- [DO THIS]: Can you find the lines of the listing that include "overall" and copy every one?

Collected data
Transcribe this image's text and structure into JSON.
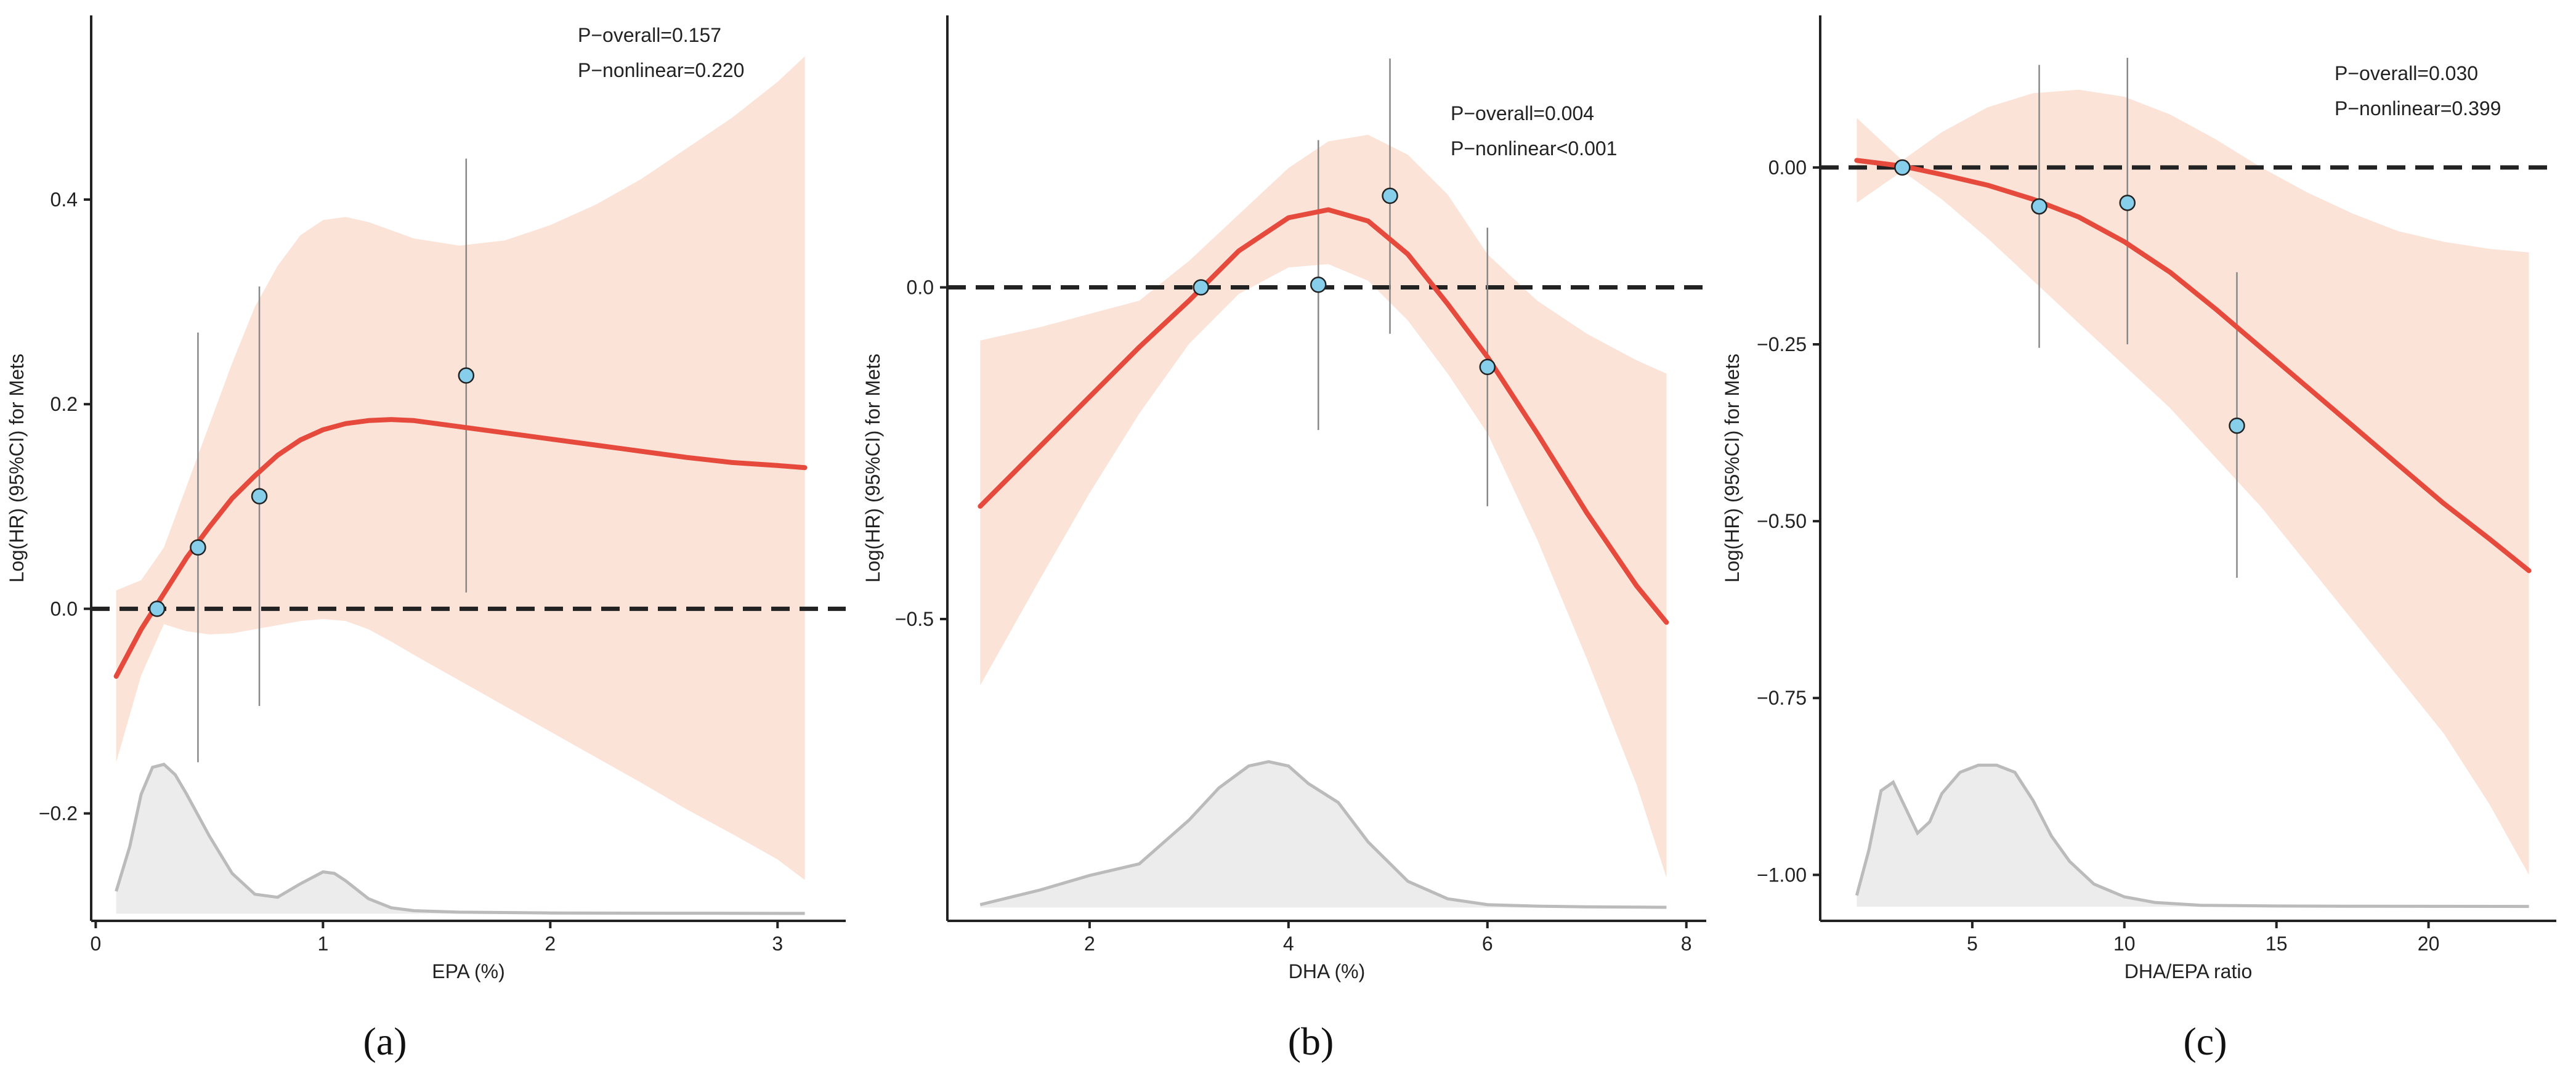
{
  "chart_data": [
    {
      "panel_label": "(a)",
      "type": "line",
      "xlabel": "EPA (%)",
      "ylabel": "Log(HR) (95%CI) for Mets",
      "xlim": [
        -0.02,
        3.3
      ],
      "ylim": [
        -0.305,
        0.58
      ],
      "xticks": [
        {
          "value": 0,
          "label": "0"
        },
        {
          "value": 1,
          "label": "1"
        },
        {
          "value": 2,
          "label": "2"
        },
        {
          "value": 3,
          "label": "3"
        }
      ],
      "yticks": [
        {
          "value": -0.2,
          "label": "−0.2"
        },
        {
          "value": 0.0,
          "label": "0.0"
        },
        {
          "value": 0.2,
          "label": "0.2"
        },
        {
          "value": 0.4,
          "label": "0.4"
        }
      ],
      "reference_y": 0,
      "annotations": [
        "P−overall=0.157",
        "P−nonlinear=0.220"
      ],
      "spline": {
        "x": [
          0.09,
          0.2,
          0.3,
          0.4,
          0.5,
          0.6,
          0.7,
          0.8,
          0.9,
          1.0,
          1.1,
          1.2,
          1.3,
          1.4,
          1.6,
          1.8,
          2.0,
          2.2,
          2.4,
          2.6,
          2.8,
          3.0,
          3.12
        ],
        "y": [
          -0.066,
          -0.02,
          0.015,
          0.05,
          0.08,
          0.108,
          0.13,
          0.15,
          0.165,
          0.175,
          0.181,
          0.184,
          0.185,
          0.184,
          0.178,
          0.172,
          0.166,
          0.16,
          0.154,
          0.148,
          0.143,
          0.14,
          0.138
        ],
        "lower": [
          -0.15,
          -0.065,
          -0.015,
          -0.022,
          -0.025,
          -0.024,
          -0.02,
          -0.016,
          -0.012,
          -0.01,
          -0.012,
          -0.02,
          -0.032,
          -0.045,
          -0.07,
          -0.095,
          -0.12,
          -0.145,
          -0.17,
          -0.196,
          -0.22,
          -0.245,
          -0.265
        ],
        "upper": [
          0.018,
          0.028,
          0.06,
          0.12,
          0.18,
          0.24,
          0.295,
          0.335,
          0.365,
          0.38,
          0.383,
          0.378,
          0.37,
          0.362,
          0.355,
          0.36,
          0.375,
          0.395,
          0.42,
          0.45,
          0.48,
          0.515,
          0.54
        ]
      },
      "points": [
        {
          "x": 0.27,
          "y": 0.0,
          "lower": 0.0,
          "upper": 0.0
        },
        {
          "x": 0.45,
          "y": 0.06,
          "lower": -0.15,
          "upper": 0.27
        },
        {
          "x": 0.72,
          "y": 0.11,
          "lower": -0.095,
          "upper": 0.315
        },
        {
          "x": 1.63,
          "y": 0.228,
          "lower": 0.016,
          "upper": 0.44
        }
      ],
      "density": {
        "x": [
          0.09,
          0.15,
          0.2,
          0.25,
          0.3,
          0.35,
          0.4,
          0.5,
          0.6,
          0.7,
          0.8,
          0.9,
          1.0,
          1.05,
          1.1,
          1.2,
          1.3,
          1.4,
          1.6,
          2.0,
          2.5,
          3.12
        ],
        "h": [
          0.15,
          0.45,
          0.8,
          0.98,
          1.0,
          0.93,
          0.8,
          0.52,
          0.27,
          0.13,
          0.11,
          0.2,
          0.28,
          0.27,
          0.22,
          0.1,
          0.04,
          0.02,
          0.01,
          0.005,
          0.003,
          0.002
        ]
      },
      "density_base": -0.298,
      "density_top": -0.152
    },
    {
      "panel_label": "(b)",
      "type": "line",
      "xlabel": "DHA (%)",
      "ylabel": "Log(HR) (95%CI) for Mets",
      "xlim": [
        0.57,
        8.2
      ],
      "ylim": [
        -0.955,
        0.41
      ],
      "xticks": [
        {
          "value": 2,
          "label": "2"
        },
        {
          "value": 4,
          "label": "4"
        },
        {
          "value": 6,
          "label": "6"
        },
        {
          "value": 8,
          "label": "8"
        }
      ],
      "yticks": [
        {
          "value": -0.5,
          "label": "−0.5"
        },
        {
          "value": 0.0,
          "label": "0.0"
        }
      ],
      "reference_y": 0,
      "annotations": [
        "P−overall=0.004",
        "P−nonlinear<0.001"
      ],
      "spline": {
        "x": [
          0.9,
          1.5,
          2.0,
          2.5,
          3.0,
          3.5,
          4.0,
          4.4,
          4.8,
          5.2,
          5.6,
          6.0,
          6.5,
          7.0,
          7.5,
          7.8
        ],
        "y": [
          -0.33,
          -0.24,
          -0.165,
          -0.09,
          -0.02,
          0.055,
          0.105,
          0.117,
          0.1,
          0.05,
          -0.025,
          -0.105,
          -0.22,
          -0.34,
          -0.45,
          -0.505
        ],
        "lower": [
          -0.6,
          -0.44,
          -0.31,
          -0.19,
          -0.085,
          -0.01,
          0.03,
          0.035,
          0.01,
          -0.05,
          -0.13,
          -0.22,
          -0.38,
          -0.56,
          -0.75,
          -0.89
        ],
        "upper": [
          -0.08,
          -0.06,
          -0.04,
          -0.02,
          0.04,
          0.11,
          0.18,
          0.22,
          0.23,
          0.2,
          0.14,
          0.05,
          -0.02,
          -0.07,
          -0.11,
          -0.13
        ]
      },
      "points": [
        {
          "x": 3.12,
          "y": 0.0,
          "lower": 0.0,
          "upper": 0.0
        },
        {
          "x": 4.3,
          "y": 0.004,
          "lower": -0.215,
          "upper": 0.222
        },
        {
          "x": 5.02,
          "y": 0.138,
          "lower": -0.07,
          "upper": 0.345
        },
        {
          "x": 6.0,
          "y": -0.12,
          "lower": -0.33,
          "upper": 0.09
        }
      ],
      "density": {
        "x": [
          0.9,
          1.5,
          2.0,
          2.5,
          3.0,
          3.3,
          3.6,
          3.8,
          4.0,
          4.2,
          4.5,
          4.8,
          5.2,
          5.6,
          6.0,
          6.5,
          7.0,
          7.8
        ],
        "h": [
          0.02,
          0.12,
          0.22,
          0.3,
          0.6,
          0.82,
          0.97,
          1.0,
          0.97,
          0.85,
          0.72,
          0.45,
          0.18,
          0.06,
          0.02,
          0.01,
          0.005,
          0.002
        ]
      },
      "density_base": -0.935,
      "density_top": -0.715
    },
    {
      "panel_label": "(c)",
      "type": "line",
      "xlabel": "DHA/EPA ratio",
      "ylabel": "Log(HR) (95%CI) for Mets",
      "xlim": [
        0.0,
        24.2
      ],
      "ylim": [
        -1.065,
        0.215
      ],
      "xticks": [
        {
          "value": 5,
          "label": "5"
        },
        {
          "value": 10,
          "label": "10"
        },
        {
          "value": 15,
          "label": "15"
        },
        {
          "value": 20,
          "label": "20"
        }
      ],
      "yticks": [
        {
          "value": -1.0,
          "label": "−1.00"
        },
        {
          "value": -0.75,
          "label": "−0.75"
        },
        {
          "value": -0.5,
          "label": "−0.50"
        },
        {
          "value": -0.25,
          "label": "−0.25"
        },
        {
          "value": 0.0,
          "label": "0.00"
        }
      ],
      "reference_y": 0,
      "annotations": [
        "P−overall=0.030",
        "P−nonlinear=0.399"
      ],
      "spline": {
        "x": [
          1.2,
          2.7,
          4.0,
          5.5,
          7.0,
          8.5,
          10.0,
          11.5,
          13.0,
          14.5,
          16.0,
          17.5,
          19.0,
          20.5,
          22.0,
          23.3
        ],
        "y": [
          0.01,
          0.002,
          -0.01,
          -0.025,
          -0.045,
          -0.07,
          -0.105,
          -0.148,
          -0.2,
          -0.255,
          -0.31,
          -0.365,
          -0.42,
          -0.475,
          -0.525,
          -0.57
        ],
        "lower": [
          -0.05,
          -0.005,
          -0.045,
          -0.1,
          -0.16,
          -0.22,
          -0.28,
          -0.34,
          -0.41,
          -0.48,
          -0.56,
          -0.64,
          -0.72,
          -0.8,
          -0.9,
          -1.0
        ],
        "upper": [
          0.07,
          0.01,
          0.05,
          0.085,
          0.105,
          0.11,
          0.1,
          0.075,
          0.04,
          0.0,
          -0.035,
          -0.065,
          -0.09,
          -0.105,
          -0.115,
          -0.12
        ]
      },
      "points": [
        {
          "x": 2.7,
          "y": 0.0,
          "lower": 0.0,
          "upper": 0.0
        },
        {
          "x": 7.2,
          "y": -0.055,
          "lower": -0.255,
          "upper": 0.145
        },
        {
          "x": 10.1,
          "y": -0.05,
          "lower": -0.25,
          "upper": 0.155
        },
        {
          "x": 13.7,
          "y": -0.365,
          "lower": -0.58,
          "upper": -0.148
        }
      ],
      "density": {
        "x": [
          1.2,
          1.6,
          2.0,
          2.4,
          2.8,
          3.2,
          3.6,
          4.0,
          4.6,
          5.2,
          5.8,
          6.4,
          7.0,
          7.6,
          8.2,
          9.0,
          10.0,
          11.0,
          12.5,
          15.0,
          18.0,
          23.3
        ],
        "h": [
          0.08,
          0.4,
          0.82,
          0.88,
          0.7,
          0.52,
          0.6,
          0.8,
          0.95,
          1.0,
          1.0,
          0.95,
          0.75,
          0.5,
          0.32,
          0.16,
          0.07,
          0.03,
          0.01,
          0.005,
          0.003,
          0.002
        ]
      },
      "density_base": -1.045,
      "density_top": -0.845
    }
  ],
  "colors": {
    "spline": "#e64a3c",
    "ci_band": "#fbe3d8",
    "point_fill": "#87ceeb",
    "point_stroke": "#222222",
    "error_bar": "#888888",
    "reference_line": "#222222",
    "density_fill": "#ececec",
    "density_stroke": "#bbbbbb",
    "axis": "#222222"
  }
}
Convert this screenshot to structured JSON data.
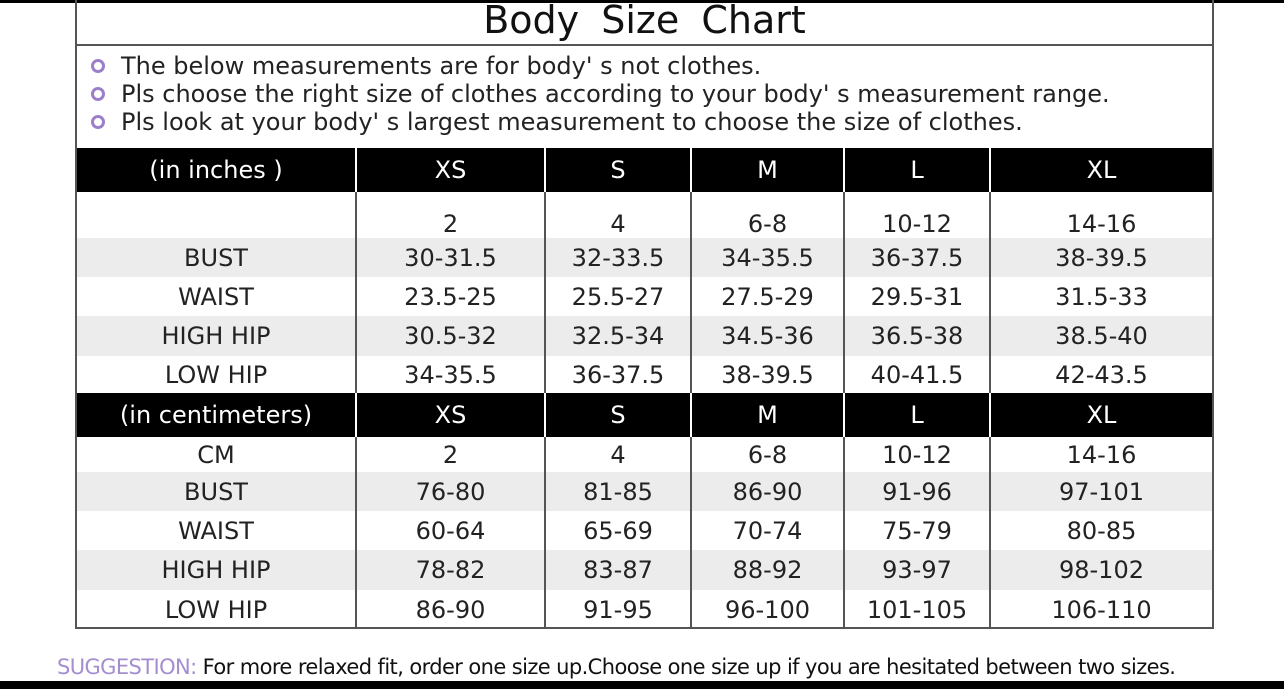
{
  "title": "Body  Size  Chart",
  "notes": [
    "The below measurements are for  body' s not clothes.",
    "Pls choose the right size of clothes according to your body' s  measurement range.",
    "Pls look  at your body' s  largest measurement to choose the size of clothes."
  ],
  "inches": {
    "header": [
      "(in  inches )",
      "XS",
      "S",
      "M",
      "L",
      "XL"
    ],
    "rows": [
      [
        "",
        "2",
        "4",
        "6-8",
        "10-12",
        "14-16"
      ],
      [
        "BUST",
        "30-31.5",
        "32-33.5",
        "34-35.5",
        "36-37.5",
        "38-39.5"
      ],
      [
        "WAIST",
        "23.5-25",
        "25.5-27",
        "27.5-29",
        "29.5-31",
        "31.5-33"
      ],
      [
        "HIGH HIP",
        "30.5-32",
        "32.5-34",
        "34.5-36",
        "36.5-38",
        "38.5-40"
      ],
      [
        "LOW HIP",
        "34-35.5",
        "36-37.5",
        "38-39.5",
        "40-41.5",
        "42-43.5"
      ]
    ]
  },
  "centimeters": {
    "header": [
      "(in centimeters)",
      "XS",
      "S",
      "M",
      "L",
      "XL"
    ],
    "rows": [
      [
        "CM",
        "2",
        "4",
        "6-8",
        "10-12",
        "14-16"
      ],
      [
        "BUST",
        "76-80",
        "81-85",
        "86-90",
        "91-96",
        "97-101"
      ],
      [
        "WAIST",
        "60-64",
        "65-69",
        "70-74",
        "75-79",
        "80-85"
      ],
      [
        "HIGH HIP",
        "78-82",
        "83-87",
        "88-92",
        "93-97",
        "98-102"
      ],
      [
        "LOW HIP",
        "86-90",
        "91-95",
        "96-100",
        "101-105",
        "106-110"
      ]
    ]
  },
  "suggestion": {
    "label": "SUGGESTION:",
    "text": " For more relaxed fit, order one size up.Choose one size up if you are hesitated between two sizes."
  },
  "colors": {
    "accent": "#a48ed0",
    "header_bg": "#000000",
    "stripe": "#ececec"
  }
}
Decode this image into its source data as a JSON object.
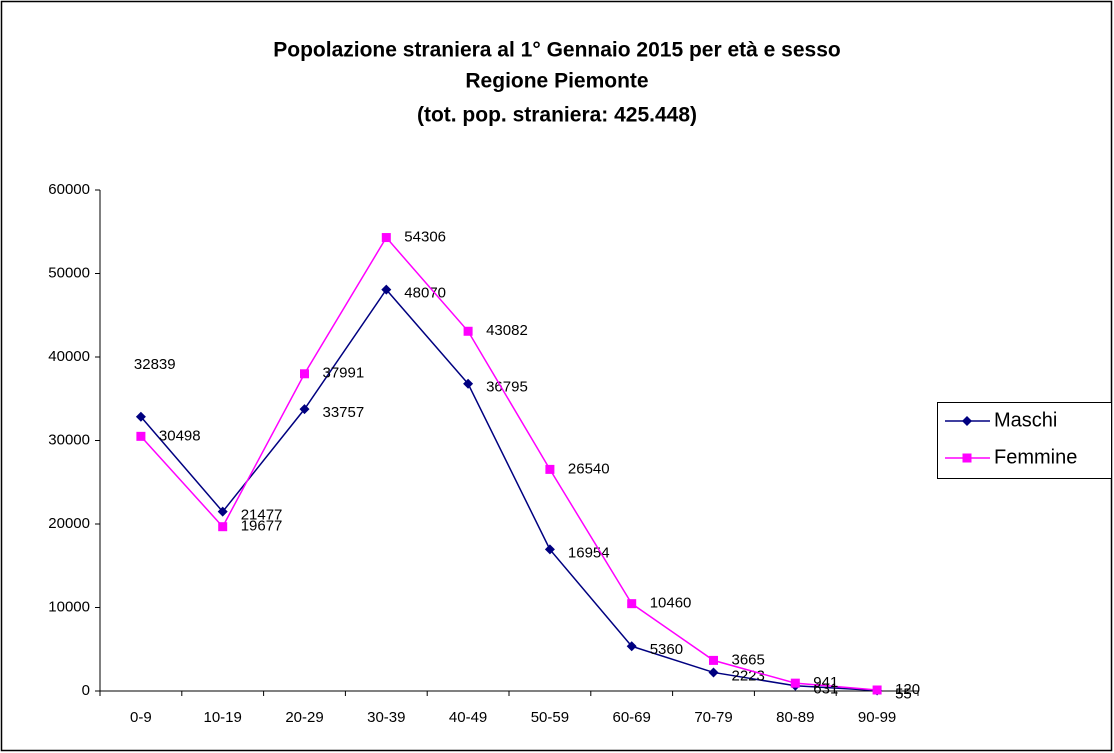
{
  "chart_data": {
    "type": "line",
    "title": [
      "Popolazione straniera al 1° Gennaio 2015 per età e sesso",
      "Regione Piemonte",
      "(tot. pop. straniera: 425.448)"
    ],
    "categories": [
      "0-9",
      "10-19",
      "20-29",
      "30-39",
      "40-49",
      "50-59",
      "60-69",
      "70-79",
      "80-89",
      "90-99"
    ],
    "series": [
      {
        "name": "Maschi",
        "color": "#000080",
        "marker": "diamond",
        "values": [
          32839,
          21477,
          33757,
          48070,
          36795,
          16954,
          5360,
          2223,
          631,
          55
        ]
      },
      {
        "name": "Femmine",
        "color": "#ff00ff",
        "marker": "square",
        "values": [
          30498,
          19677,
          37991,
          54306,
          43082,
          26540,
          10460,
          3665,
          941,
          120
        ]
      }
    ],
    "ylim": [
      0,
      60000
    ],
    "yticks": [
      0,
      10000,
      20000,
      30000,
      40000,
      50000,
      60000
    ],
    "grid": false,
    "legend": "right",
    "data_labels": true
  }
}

- [WRITTEN RESPONSE]:
        "P−overall=0.157",
        "P−overall=0.004",
        "P−overall=0.030",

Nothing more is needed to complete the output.